What is asked. Determine how many lines in the entries below include "this". The reply should be that number and nothing else.

Provided information.
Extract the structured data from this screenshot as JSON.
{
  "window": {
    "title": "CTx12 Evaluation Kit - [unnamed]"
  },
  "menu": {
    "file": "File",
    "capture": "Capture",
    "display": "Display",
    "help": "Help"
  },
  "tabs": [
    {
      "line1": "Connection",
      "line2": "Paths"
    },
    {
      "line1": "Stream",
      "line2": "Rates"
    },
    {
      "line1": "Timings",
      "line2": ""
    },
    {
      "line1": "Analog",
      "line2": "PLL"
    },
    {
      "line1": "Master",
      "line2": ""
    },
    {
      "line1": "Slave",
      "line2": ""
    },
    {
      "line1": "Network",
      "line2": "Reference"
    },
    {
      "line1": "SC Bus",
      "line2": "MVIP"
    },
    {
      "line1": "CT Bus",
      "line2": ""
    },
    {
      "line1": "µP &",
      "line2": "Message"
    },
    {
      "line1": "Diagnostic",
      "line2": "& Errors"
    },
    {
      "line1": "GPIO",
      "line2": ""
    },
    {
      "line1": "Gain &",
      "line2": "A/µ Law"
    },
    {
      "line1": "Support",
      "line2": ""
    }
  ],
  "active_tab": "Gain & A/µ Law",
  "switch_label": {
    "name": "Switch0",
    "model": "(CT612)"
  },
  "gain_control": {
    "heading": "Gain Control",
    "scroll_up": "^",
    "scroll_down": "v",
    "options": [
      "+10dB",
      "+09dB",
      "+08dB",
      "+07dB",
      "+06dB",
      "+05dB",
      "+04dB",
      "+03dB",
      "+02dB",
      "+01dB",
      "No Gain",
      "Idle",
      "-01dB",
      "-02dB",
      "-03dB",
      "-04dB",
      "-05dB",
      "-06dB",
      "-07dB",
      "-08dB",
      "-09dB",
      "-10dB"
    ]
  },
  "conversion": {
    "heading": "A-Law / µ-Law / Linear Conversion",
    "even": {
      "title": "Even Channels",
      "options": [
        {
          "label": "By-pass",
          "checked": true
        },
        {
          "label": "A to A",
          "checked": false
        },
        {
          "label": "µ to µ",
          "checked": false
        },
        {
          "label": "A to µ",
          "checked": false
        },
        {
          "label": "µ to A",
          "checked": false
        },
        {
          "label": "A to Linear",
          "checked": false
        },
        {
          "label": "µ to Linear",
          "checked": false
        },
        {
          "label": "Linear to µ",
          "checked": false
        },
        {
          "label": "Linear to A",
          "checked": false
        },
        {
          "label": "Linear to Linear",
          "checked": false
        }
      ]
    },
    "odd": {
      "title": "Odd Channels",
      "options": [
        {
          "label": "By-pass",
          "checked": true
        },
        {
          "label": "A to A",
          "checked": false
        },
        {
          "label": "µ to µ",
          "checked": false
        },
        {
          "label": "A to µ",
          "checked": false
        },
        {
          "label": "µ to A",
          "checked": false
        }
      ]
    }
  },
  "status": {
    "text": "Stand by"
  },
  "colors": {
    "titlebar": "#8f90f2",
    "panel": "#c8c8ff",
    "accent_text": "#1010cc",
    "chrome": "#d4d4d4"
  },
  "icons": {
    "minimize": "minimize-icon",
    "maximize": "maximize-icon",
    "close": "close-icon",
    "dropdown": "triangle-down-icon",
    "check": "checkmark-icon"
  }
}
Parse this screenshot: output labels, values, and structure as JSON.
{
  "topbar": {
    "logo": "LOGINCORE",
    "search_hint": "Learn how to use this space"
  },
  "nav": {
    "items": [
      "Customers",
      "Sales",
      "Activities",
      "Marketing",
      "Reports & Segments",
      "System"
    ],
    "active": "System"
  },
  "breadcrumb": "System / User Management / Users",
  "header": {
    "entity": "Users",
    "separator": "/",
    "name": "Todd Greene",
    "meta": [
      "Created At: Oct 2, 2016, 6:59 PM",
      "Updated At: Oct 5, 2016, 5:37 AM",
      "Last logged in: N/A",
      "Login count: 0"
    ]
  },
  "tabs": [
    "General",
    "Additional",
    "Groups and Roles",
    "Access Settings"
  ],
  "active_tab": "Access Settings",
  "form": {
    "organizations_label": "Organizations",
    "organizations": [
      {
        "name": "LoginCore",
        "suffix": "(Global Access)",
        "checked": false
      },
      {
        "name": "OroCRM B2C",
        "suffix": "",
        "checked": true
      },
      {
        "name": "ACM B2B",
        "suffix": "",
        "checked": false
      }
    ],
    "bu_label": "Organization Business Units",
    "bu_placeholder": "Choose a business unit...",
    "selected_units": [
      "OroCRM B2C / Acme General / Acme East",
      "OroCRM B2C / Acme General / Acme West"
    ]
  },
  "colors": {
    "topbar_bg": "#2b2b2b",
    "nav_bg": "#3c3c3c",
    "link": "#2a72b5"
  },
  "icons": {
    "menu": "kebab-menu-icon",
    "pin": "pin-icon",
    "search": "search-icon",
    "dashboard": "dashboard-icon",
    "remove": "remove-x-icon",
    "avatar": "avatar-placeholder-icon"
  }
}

Task answer. 3